→ **Written instruction**
Gather, from the listing beneath this task, every line holding the string "Rads".

____________

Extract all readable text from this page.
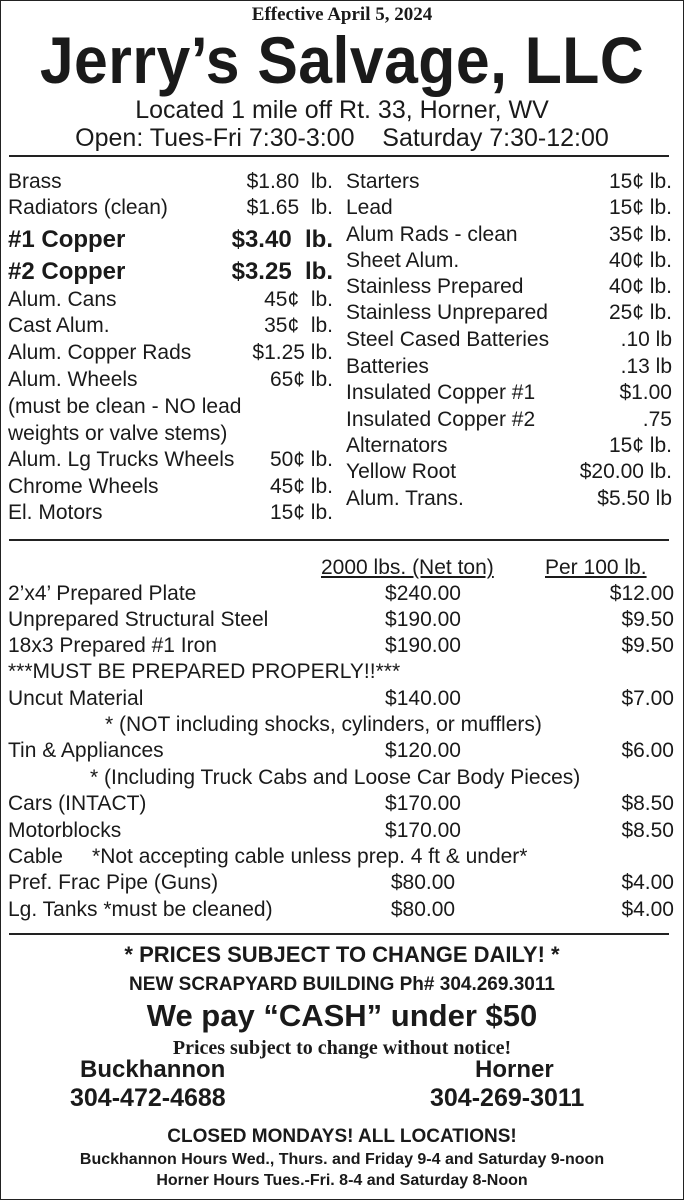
Effective April 5, 2024
Jerry’s Salvage, LLC
Located 1 mile off Rt. 33, Horner, WV
Open: Tues-Fri 7:30-3:00    Saturday 7:30-12:00
Brass	$1.80  lb.
Radiators (clean)	$1.65  lb.
#1 Copper	$3.40  lb.
#2 Copper	$3.25  lb.
Alum. Cans	45¢  lb.
Cast Alum.	35¢  lb.
Alum. Copper Rads	$1.25 lb.
Alum. Wheels	65¢ lb.
(must be clean - NO lead
weights or valve stems)
Alum. Lg Trucks Wheels 50¢ lb.
Chrome Wheels	45¢ lb.
El. Motors	15¢ lb.
Starters	15¢ lb.
Lead	15¢ lb.
Alum Rads - clean	35¢ lb.
Sheet Alum.	40¢ lb.
Stainless Prepared	40¢ lb.
Stainless Unprepared	25¢ lb.
Steel Cased Batteries	.10 lb
Batteries	.13 lb
Insulated Copper #1	$1.00
Insulated Copper #2	.75
Alternators	15¢ lb.
Yellow Root	$20.00 lb.
Alum. Trans.	$5.50 lb
2000 lbs. (Net ton) Per 100 lb.
2’x4’ Prepared Plate	$240.00	$12.00
Unprepared Structural Steel	$190.00	$9.50
18x3 Prepared #1 Iron	$190.00	$9.50
***MUST BE PREPARED PROPERLY!!***
Uncut Material	$140.00	$7.00
* (NOT including shocks, cylinders, or mufflers)
Tin & Appliances	$120.00	$6.00
* (Including Truck Cabs and Loose Car Body Pieces)
Cars (INTACT)	$170.00	$8.50
Motorblocks	$170.00	$8.50
Cable     *Not accepting cable unless prep. 4 ft & under*
Pref. Frac Pipe (Guns)	$80.00	$4.00
Lg. Tanks *must be cleaned)	$80.00	$4.00
* PRICES SUBJECT TO CHANGE DAILY! *
NEW SCRAPYARD BUILDING Ph# 304.269.3011
We pay “CASH” under $50
Prices subject to change without notice!
Buckhannon
304-472-4688
Horner
304-269-3011
CLOSED MONDAYS! ALL LOCATIONS!
Buckhannon Hours Wed., Thurs. and Friday 9-4 and Saturday 9-noon
Horner Hours Tues.-Fri. 8-4 and Saturday 8-Noon
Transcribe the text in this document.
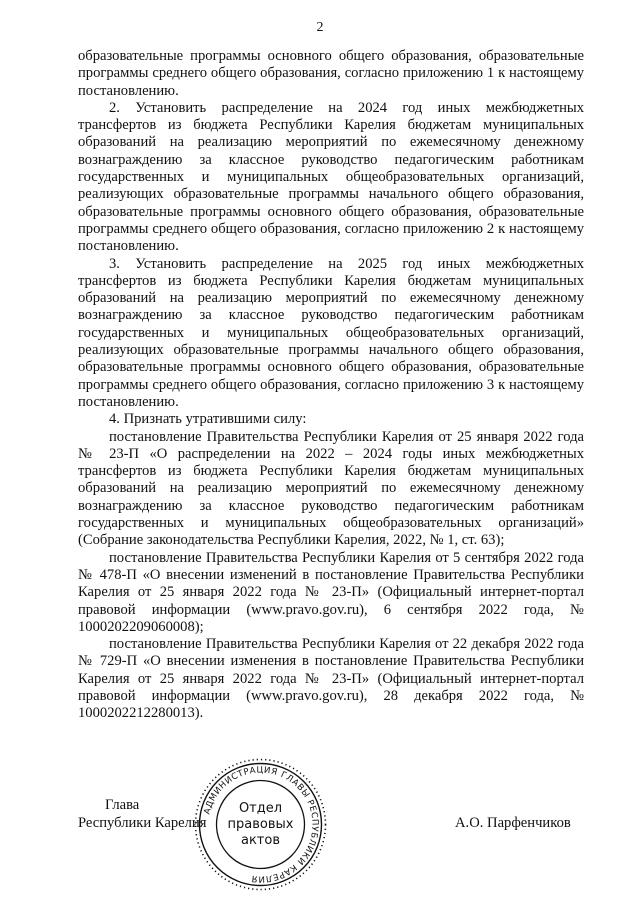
2

образовательные программы основного общего образования, образовательные программы среднего общего образования, согласно приложению 1 к настоящему постановлению.

2. Установить распределение на 2024 год иных межбюджетных трансфертов из бюджета Республики Карелия бюджетам муниципальных образований на реализацию мероприятий по ежемесячному денежному вознаграждению за классное руководство педагогическим работникам государственных и муниципальных общеобразовательных организаций, реализующих образовательные программы начального общего образования, образовательные программы основного общего образования, образовательные программы среднего общего образования, согласно приложению 2 к настоящему постановлению.

3. Установить распределение на 2025 год иных межбюджетных трансфертов из бюджета Республики Карелия бюджетам муниципальных образований на реализацию мероприятий по ежемесячному денежному вознаграждению за классное руководство педагогическим работникам государственных и муниципальных общеобразовательных организаций, реализующих образовательные программы начального общего образования, образовательные программы основного общего образования, образовательные программы среднего общего образования, согласно приложению 3 к настоящему постановлению.

4. Признать утратившими силу:

постановление Правительства Республики Карелия от 25 января 2022 года № 23-П «О распределении на 2022 – 2024 годы иных межбюджетных трансфертов из бюджета Республики Карелия бюджетам муниципальных образований на реализацию мероприятий по ежемесячному денежному вознаграждению за классное руководство педагогическим работникам государственных и муниципальных общеобразовательных организаций» (Собрание законодательства Республики Карелия, 2022, № 1, ст. 63);

постановление Правительства Республики Карелия от 5 сентября 2022 года № 478-П «О внесении изменений в постановление Правительства Республики Карелия от 25 января 2022 года № 23-П» (Официальный интернет-портал правовой информации (www.pravo.gov.ru), 6 сентября 2022 года, № 1000202209060008);

постановление Правительства Республики Карелия от 22 декабря 2022 года № 729-П «О внесении изменения в постановление Правительства Республики Карелия от 25 января 2022 года № 23-П» (Официальный интернет-портал правовой информации (www.pravo.gov.ru), 28 декабря 2022 года, № 1000202212280013).

Глава
Республики Карелия	А.О. Парфенчиков
АДМИНИСТРАЦИЯ ГЛАВЫ РЕСПУБЛИКИ КАРЕЛИЯ
Отдел
правовых
актов
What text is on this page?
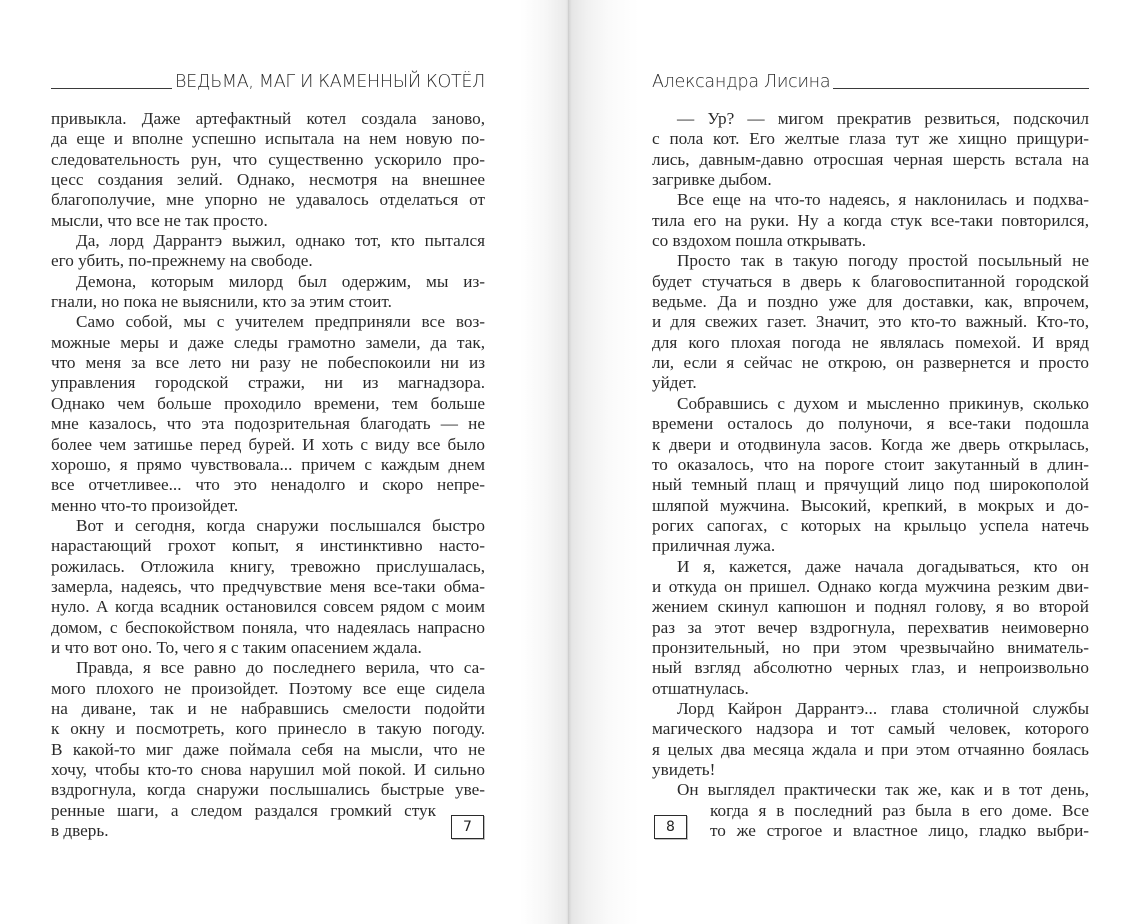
ВЕДЬМА, МАГ И КАМЕННЫЙ КОТЁЛ
привыкла. Даже артефактный котел создала заново,
да еще и вполне успешно испытала на нем новую по-
следовательность рун, что существенно ускорило про-
цесс создания зелий. Однако, несмотря на внешнее
благополучие, мне упорно не удавалось отделаться от
мысли, что все не так просто.
Да, лорд Даррантэ выжил, однако тот, кто пытался
его убить, по-прежнему на свободе.
Демона, которым милорд был одержим, мы из-
гнали, но пока не выяснили, кто за этим стоит.
Само собой, мы с учителем предприняли все воз-
можные меры и даже следы грамотно замели, да так,
что меня за все лето ни разу не побеспокоили ни из
управления городской стражи, ни из магнадзора.
Однако чем больше проходило времени, тем больше
мне казалось, что эта подозрительная благодать — не
более чем затишье перед бурей. И хоть с виду все было
хорошо, я прямо чувствовала... причем с каждым днем
все отчетливее... что это ненадолго и скоро непре-
менно что-то произойдет.
Вот и сегодня, когда снаружи послышался быстро
нарастающий грохот копыт, я инстинктивно насто-
рожилась. Отложила книгу, тревожно прислушалась,
замерла, надеясь, что предчувствие меня все-таки обма-
нуло. А когда всадник остановился совсем рядом с моим
домом, с беспокойством поняла, что надеялась напрасно
и что вот оно. То, чего я с таким опасением ждала.
Правда, я все равно до последнего верила, что са-
мого плохого не произойдет. Поэтому все еще сидела
на диване, так и не набравшись смелости подойти
к окну и посмотреть, кого принесло в такую погоду.
В какой-то миг даже поймала себя на мысли, что не
хочу, чтобы кто-то снова нарушил мой покой. И сильно
вздрогнула, когда снаружи послышались быстрые уве-
ренные шаги, а следом раздался громкий стук
в дверь.	7
Александра Лисина
— Ур? — мигом прекратив резвиться, подскочил
с пола кот. Его желтые глаза тут же хищно прищури-
лись, давным-давно отросшая черная шерсть встала на
загривке дыбом.
Все еще на что-то надеясь, я наклонилась и подхва-
тила его на руки. Ну а когда стук все-таки повторился,
со вздохом пошла открывать.
Просто так в такую погоду простой посыльный не
будет стучаться в дверь к благовоспитанной городской
ведьме. Да и поздно уже для доставки, как, впрочем,
и для свежих газет. Значит, это кто-то важный. Кто-то,
для кого плохая погода не являлась помехой. И вряд
ли, если я сейчас не открою, он развернется и просто
уйдет.
Собравшись с духом и мысленно прикинув, сколько
времени осталось до полуночи, я все-таки подошла
к двери и отодвинула засов. Когда же дверь открылась,
то оказалось, что на пороге стоит закутанный в длин-
ный темный плащ и прячущий лицо под широкополой
шляпой мужчина. Высокий, крепкий, в мокрых и до-
рогих сапогах, с которых на крыльцо успела натечь
приличная лужа.
И я, кажется, даже начала догадываться, кто он
и откуда он пришел. Однако когда мужчина резким дви-
жением скинул капюшон и поднял голову, я во второй
раз за этот вечер вздрогнула, перехватив неимоверно
пронзительный, но при этом чрезвычайно вниматель-
ный взгляд абсолютно черных глаз, и непроизвольно
отшатнулась.
Лорд Кайрон Даррантэ... глава столичной службы
магического надзора и тот самый человек, которого
я целых два месяца ждала и при этом отчаянно боялась
увидеть!
Он выглядел практически так же, как и в тот день,
когда я в последний раз была в его доме. Все
то же строгое и властное лицо, гладко выбри-
8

____________

→ **Solution for this task**
Alum. Copper Rads	$1.25 lb.
Alum Rads - clean	35¢ lb.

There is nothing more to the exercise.